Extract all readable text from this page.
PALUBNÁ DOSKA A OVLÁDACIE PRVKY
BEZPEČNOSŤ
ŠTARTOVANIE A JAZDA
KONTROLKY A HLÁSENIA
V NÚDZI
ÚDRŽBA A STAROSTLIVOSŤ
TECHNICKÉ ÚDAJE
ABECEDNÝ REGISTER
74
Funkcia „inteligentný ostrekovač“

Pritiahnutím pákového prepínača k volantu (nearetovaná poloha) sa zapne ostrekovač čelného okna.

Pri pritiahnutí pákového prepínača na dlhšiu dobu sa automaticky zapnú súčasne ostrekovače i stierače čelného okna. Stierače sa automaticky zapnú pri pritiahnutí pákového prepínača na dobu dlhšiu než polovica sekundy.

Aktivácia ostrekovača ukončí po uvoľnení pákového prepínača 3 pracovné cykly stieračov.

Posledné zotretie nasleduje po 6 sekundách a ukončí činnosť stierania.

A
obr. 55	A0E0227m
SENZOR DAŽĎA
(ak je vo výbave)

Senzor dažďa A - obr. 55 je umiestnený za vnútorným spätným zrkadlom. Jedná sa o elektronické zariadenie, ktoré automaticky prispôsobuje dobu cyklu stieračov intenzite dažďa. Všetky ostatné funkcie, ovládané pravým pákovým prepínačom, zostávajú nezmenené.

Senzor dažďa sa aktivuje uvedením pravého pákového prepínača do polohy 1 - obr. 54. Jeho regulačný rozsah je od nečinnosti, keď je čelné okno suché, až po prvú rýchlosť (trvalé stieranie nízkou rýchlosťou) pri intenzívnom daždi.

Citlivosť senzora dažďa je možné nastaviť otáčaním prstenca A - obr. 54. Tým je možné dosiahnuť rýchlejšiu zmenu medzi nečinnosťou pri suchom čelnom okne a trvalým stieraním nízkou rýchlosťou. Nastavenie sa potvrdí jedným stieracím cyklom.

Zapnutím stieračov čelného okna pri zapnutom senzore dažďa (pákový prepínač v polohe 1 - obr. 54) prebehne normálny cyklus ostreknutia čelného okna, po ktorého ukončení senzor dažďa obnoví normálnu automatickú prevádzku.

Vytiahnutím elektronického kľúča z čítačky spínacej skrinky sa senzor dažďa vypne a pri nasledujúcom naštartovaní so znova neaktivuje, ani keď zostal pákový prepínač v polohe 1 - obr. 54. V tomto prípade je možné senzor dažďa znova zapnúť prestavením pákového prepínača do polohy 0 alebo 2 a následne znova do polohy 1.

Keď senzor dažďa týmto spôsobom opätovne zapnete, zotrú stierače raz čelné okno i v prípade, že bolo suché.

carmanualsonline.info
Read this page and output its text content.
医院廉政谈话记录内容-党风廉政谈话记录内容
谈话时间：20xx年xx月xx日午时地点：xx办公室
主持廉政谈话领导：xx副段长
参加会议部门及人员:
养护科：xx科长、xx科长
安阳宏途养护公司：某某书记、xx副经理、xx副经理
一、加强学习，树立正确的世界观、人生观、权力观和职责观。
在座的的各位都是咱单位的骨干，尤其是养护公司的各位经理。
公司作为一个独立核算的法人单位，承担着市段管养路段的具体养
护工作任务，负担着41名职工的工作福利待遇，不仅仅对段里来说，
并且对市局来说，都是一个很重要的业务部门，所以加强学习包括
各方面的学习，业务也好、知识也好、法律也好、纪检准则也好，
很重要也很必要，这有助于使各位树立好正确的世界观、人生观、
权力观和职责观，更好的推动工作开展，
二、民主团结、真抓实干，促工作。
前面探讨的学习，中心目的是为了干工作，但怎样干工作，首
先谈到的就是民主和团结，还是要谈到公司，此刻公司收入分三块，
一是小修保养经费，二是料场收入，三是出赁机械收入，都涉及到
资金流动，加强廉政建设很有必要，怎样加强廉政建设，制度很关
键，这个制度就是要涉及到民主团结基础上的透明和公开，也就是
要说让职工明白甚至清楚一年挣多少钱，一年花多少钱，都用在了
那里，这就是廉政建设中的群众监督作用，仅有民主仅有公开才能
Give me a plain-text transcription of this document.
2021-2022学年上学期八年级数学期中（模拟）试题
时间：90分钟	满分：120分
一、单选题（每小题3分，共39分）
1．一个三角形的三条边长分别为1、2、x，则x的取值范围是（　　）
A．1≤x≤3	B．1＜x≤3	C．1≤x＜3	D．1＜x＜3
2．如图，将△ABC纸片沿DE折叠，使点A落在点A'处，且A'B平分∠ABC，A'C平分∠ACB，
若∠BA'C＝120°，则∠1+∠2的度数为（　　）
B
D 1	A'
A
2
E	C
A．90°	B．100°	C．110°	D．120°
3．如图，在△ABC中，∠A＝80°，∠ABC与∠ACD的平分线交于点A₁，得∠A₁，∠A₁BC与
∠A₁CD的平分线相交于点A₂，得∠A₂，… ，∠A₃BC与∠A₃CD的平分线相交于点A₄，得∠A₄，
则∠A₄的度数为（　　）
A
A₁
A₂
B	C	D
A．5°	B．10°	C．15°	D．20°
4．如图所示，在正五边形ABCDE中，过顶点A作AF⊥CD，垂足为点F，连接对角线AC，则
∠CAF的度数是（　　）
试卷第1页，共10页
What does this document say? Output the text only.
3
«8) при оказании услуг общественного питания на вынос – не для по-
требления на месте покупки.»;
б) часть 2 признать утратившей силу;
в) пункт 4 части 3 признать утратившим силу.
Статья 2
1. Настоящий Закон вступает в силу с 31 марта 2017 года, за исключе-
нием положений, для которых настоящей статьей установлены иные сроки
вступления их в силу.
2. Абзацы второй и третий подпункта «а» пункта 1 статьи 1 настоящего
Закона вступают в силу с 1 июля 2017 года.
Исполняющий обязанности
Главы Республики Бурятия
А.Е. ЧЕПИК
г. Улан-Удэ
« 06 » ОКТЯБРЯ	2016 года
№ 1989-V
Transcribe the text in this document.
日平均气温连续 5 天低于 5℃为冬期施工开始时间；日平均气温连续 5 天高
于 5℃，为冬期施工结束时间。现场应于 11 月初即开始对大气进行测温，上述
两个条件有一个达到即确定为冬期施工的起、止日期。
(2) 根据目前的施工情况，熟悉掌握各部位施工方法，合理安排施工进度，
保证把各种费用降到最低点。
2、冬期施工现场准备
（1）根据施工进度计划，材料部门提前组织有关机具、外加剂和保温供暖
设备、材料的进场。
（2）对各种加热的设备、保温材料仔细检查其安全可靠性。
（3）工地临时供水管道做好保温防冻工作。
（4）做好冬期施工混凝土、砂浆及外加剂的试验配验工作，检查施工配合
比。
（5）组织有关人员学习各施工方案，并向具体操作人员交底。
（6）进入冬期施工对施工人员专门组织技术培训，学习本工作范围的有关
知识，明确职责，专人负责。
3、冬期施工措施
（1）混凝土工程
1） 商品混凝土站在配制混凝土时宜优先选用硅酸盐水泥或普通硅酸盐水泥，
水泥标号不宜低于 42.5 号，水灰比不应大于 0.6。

(WHAT TO WORK ON) Copy each line above that contains the string "ukončí".

(RESULT OF THE EXERCISE)
Aktivácia ostrekovača ukončí po uvoľnení pákového prepínača 3 pracovné cykly stieračov.
Posledné zotretie nasleduje po 6 sekundách a ukončí činnosť stierania.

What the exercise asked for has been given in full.